> Exercise goal:
Write out the records below once more, exactly as they stand.

[Extracted data entries]
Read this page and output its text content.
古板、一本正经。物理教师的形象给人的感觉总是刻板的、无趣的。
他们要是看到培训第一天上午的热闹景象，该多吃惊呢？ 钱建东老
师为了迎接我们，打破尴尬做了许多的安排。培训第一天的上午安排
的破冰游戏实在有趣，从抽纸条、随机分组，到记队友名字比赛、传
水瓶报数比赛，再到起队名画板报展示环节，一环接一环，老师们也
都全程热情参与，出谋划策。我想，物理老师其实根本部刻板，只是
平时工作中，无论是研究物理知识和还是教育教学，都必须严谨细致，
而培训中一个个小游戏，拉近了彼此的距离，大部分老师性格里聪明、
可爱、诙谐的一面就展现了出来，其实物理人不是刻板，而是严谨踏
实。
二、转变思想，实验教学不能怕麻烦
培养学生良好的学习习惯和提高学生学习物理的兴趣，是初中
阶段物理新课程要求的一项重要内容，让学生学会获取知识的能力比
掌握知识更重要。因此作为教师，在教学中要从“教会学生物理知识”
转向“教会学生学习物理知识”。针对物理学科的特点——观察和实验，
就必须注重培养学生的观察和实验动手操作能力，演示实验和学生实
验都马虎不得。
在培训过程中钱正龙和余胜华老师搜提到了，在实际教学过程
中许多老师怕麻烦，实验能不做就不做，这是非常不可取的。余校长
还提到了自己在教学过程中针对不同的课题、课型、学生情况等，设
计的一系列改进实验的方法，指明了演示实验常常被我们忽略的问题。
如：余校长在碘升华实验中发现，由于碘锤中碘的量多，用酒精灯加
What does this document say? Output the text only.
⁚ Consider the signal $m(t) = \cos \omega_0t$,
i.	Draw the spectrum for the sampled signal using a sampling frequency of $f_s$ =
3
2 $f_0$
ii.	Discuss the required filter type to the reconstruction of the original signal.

> Correct output:
Read this page and output its text content.
古板、一本正经。物理教师的形象给人的感觉总是刻板的、无趣的。
他们要是看到培训第一天上午的热闹景象，该多吃惊呢？ 钱建东老
师为了迎接我们，打破尴尬做了许多的安排。培训第一天的上午安排
的破冰游戏实在有趣，从抽纸条、随机分组，到记队友名字比赛、传
水瓶报数比赛，再到起队名画板报展示环节，一环接一环，老师们也
都全程热情参与，出谋划策。我想，物理老师其实根本部刻板，只是
平时工作中，无论是研究物理知识和还是教育教学，都必须严谨细致，
而培训中一个个小游戏，拉近了彼此的距离，大部分老师性格里聪明、
可爱、诙谐的一面就展现了出来，其实物理人不是刻板，而是严谨踏
实。
二、转变思想，实验教学不能怕麻烦
培养学生良好的学习习惯和提高学生学习物理的兴趣，是初中
阶段物理新课程要求的一项重要内容，让学生学会获取知识的能力比
掌握知识更重要。因此作为教师，在教学中要从“教会学生物理知识”
转向“教会学生学习物理知识”。针对物理学科的特点——观察和实验，
就必须注重培养学生的观察和实验动手操作能力，演示实验和学生实
验都马虎不得。
在培训过程中钱正龙和余胜华老师搜提到了，在实际教学过程
中许多老师怕麻烦，实验能不做就不做，这是非常不可取的。余校长
还提到了自己在教学过程中针对不同的课题、课型、学生情况等，设
计的一系列改进实验的方法，指明了演示实验常常被我们忽略的问题。
如：余校长在碘升华实验中发现，由于碘锤中碘的量多，用酒精灯加
What does this document say? Output the text only.
⁚ Consider the signal $m(t) = \cos \omega_0t$,
i.	Draw the spectrum for the sampled signal using a sampling frequency of $f_s$ =
3
2 $f_0$
ii.	Discuss the required filter type to the reconstruction of the original signal.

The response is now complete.